╭──

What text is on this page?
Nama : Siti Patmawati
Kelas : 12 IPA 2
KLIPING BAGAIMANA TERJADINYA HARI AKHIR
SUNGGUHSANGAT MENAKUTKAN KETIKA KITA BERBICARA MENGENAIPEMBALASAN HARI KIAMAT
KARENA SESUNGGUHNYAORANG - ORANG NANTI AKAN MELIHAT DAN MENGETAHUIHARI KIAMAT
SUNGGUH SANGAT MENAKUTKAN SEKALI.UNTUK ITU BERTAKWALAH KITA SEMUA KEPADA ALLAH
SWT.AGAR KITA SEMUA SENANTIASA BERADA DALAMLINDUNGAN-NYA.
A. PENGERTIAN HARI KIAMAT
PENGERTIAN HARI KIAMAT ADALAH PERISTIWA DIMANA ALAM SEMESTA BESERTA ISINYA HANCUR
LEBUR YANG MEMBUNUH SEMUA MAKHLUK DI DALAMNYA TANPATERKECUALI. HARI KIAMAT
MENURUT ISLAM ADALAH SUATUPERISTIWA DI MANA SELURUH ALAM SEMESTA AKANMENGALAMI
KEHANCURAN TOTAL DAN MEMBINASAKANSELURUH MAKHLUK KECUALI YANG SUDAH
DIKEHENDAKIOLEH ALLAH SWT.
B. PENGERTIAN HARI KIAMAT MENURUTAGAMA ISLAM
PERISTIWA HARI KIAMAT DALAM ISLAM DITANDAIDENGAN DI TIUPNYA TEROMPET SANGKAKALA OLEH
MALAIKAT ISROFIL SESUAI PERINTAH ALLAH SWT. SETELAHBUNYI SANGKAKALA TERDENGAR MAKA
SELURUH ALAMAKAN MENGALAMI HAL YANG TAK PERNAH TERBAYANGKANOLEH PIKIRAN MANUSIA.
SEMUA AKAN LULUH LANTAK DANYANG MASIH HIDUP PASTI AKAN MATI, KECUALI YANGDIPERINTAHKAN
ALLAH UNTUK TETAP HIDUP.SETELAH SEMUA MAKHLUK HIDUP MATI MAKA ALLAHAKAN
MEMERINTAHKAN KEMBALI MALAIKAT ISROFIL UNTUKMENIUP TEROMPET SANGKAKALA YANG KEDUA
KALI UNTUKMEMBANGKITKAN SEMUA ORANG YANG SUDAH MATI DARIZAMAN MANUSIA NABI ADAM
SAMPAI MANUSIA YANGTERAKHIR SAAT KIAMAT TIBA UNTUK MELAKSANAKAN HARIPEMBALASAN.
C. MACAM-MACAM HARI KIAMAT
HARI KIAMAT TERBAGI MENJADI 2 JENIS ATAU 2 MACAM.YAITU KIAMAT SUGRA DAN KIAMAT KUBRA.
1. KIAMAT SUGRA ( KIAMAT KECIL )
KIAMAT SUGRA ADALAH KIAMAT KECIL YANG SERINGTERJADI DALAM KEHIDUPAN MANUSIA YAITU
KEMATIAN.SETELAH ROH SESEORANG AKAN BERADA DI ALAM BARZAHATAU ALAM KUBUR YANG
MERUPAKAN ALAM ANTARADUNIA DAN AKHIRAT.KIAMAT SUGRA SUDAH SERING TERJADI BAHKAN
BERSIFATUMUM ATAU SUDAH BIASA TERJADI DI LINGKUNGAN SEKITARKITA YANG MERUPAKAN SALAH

╰──

● **Challenge**
From the entries above, select each line containing the string "ALLAH".

● **Result for this task**
SUNGGUH SANGAT MENAKUTKAN SEKALI.UNTUK ITU BERTAKWALAH KITA SEMUA KEPADA ALLAH
DIKEHENDAKIOLEH ALLAH SWT.
MALAIKAT ISROFIL SESUAI PERINTAH ALLAH SWT. SETELAHBUNYI SANGKAKALA TERDENGAR MAKA
ALLAH UNTUK TETAP HIDUP.SETELAH SEMUA MAKHLUK HIDUP MATI MAKA ALLAHAKAN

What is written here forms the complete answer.